── RECORDS FOR PROCESSING ──

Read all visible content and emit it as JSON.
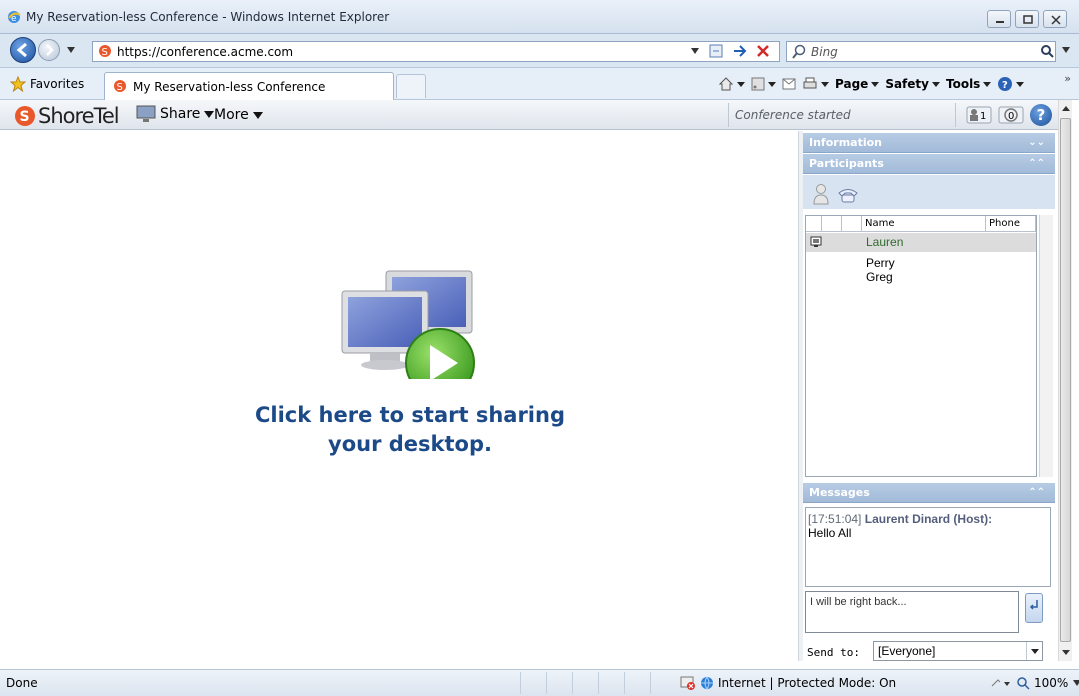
{
  "window": {
    "title": "My Reservation-less Conference - Windows Internet Explorer"
  },
  "address": {
    "url": "https://conference.acme.com",
    "search_placeholder": "Bing"
  },
  "favorites": {
    "label": "Favorites"
  },
  "tab": {
    "label": "My Reservation-less Conference"
  },
  "commands": {
    "page": "Page",
    "safety": "Safety",
    "tools": "Tools"
  },
  "app": {
    "brand": "ShoreTel",
    "share_label": "Share",
    "more_label": "More",
    "status": "Conference started",
    "participant_count": "1",
    "call_count": "0",
    "help": "?"
  },
  "main": {
    "line1": "Click here to start sharing",
    "line2": "your desktop."
  },
  "panel": {
    "information": "Information",
    "participants": "Participants",
    "col_name": "Name",
    "col_phone": "Phone",
    "people": [
      "Lauren",
      "Perry",
      "Greg"
    ],
    "messages": "Messages",
    "msg_time": "[17:51:04]",
    "msg_sender": "Laurent Dinard (Host):",
    "msg_text": "Hello All",
    "input_value": "I will be right back...",
    "send_to_label": "Send to:",
    "send_to_value": "[Everyone]"
  },
  "status": {
    "done": "Done",
    "zone": "Internet | Protected Mode: On",
    "zoom": "100%"
  }
}
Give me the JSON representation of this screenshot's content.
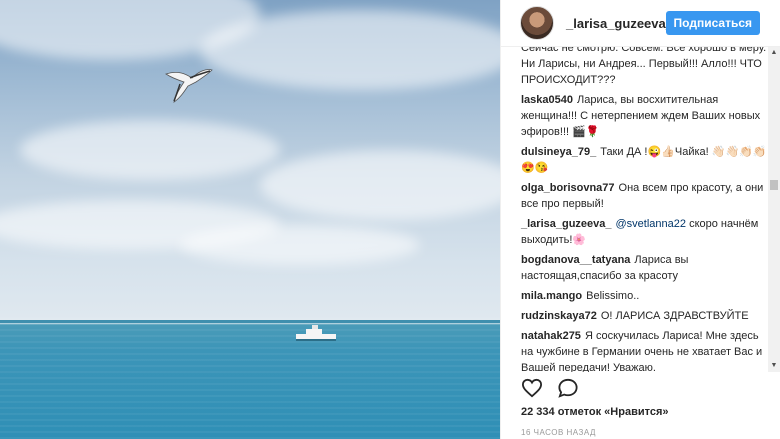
{
  "header": {
    "username": "_larisa_guzeeva_",
    "follow_label": "Подписаться"
  },
  "comments": [
    {
      "author": "",
      "text": "Сейчас не смотрю. Совсем. Всё хорошо в меру. Ни Ларисы, ни Андрея... Первый!!! Алло!!! ЧТО ПРОИСХОДИТ???"
    },
    {
      "author": "laska0540",
      "text": "Лариса, вы восхитительная женщина!!! С нетерпением ждем Ваших новых эфиров!!! 🎬🌹"
    },
    {
      "author": "dulsineya_79_",
      "text": "Таки ДА !😜👍🏻Чайка! 👋🏻👋🏻👏🏻👏🏻😍😘"
    },
    {
      "author": "olga_borisovna77",
      "text": "Она всем про красоту, а они все про первый!"
    },
    {
      "author": "_larisa_guzeeva_",
      "mention": "@svetlanna22",
      "text": "скоро начнём выходить!🌸"
    },
    {
      "author": "bogdanova__tatyana",
      "text": "Лариса вы настоящая,спасибо за красоту"
    },
    {
      "author": "mila.mango",
      "text": "Belissimo.."
    },
    {
      "author": "rudzinskaya72",
      "text": "О! ЛАРИСА ЗДРАВСТВУЙТЕ"
    },
    {
      "author": "natahak275",
      "text": "Я соскучилась Лариса! Мне здесь на чужбине в Германии очень не хватает Вас и Вашей передачи! Уважаю."
    }
  ],
  "actions": {
    "like_icon": "heart-icon",
    "comment_icon": "comment-icon"
  },
  "likes": "22 334 отметок «Нравится»",
  "time": "16 ЧАСОВ НАЗАД",
  "colors": {
    "accent": "#3897f0",
    "text": "#262626",
    "muted": "#999999"
  }
}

───

**WORK INSTRUCTIONS:**
Gather up, from the records above, each line where the word "icon" appears.

**TASK OUTPUT:**
    "like_icon": "heart-icon",
    "comment_icon": "comment-icon"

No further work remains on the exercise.